### THE REQUEST
Write out the records below once more, exactly as they stand.

Data records:
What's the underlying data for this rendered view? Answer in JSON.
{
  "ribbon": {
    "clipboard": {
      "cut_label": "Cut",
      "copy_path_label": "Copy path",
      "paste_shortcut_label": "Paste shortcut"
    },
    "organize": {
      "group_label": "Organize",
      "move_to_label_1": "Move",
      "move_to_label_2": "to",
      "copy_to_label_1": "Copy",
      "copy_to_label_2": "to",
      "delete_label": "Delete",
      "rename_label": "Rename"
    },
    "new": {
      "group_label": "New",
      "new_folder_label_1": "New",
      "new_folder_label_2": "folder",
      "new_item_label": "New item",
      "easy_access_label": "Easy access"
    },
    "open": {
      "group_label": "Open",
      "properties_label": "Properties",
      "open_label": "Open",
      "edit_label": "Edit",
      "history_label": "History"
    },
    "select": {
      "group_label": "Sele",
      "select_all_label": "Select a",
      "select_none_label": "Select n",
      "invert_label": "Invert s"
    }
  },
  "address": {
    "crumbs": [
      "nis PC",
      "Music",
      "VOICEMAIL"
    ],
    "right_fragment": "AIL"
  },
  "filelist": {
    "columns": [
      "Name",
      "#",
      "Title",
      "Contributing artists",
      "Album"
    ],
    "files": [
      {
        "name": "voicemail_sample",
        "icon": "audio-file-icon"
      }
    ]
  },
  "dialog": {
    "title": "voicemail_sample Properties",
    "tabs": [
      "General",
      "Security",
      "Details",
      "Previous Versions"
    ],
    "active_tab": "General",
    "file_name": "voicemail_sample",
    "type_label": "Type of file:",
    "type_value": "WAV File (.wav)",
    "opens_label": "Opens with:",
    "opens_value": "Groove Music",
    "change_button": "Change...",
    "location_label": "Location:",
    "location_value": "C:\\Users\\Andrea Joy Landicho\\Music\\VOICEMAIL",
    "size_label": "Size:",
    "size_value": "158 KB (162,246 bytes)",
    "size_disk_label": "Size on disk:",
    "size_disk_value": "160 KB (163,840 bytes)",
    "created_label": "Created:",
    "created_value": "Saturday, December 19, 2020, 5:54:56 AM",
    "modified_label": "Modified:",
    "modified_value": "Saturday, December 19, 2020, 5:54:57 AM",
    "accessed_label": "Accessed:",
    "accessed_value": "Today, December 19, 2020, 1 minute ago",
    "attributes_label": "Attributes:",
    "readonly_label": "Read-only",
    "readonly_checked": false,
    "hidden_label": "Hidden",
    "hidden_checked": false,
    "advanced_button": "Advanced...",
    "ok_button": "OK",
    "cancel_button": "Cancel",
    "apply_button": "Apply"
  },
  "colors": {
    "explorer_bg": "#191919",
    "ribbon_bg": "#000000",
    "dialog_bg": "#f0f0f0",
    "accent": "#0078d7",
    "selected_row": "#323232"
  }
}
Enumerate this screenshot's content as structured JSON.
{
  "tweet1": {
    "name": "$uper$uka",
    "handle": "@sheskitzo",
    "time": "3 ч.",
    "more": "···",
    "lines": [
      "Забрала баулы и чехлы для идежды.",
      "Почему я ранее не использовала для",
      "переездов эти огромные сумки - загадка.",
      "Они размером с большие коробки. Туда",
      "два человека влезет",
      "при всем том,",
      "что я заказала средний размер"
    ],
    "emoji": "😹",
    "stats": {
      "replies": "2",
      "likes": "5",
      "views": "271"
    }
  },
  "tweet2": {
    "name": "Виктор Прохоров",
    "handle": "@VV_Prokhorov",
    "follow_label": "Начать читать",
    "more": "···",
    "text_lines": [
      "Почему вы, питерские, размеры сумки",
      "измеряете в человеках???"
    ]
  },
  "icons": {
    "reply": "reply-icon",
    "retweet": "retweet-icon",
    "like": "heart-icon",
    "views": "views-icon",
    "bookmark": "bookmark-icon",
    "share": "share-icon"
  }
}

### WRITTEN RESPONSE
What's the underlying data for this rendered view? Answer in JSON.
{
  "ribbon": {
    "clipboard": {
      "cut_label": "Cut",
      "copy_path_label": "Copy path",
      "paste_shortcut_label": "Paste shortcut"
    },
    "organize": {
      "group_label": "Organize",
      "move_to_label_1": "Move",
      "move_to_label_2": "to",
      "copy_to_label_1": "Copy",
      "copy_to_label_2": "to",
      "delete_label": "Delete",
      "rename_label": "Rename"
    },
    "new": {
      "group_label": "New",
      "new_folder_label_1": "New",
      "new_folder_label_2": "folder",
      "new_item_label": "New item",
      "easy_access_label": "Easy access"
    },
    "open": {
      "group_label": "Open",
      "properties_label": "Properties",
      "open_label": "Open",
      "edit_label": "Edit",
      "history_label": "History"
    },
    "select": {
      "group_label": "Sele",
      "select_all_label": "Select a",
      "select_none_label": "Select n",
      "invert_label": "Invert s"
    }
  },
  "address": {
    "crumbs": [
      "nis PC",
      "Music",
      "VOICEMAIL"
    ],
    "right_fragment": "AIL"
  },
  "filelist": {
    "columns": [
      "Name",
      "#",
      "Title",
      "Contributing artists",
      "Album"
    ],
    "files": [
      {
        "name": "voicemail_sample",
        "icon": "audio-file-icon"
      }
    ]
  },
  "dialog": {
    "title": "voicemail_sample Properties",
    "tabs": [
      "General",
      "Security",
      "Details",
      "Previous Versions"
    ],
    "active_tab": "General",
    "file_name": "voicemail_sample",
    "type_label": "Type of file:",
    "type_value": "WAV File (.wav)",
    "opens_label": "Opens with:",
    "opens_value": "Groove Music",
    "change_button": "Change...",
    "location_label": "Location:",
    "location_value": "C:\\Users\\Andrea Joy Landicho\\Music\\VOICEMAIL",
    "size_label": "Size:",
    "size_value": "158 KB (162,246 bytes)",
    "size_disk_label": "Size on disk:",
    "size_disk_value": "160 KB (163,840 bytes)",
    "created_label": "Created:",
    "created_value": "Saturday, December 19, 2020, 5:54:56 AM",
    "modified_label": "Modified:",
    "modified_value": "Saturday, December 19, 2020, 5:54:57 AM",
    "accessed_label": "Accessed:",
    "accessed_value": "Today, December 19, 2020, 1 minute ago",
    "attributes_label": "Attributes:",
    "readonly_label": "Read-only",
    "readonly_checked": false,
    "hidden_label": "Hidden",
    "hidden_checked": false,
    "advanced_button": "Advanced...",
    "ok_button": "OK",
    "cancel_button": "Cancel",
    "apply_button": "Apply"
  },
  "colors": {
    "explorer_bg": "#191919",
    "ribbon_bg": "#000000",
    "dialog_bg": "#f0f0f0",
    "accent": "#0078d7",
    "selected_row": "#323232"
  }
}
Enumerate this screenshot's content as structured JSON.
{
  "tweet1": {
    "name": "$uper$uka",
    "handle": "@sheskitzo",
    "time": "3 ч.",
    "more": "···",
    "lines": [
      "Забрала баулы и чехлы для идежды.",
      "Почему я ранее не использовала для",
      "переездов эти огромные сумки - загадка.",
      "Они размером с большие коробки. Туда",
      "два человека влезет",
      "при всем том,",
      "что я заказала средний размер"
    ],
    "emoji": "😹",
    "stats": {
      "replies": "2",
      "likes": "5",
      "views": "271"
    }
  },
  "tweet2": {
    "name": "Виктор Прохоров",
    "handle": "@VV_Prokhorov",
    "follow_label": "Начать читать",
    "more": "···",
    "text_lines": [
      "Почему вы, питерские, размеры сумки",
      "измеряете в человеках???"
    ]
  },
  "icons": {
    "reply": "reply-icon",
    "retweet": "retweet-icon",
    "like": "heart-icon",
    "views": "views-icon",
    "bookmark": "bookmark-icon",
    "share": "share-icon"
  }
}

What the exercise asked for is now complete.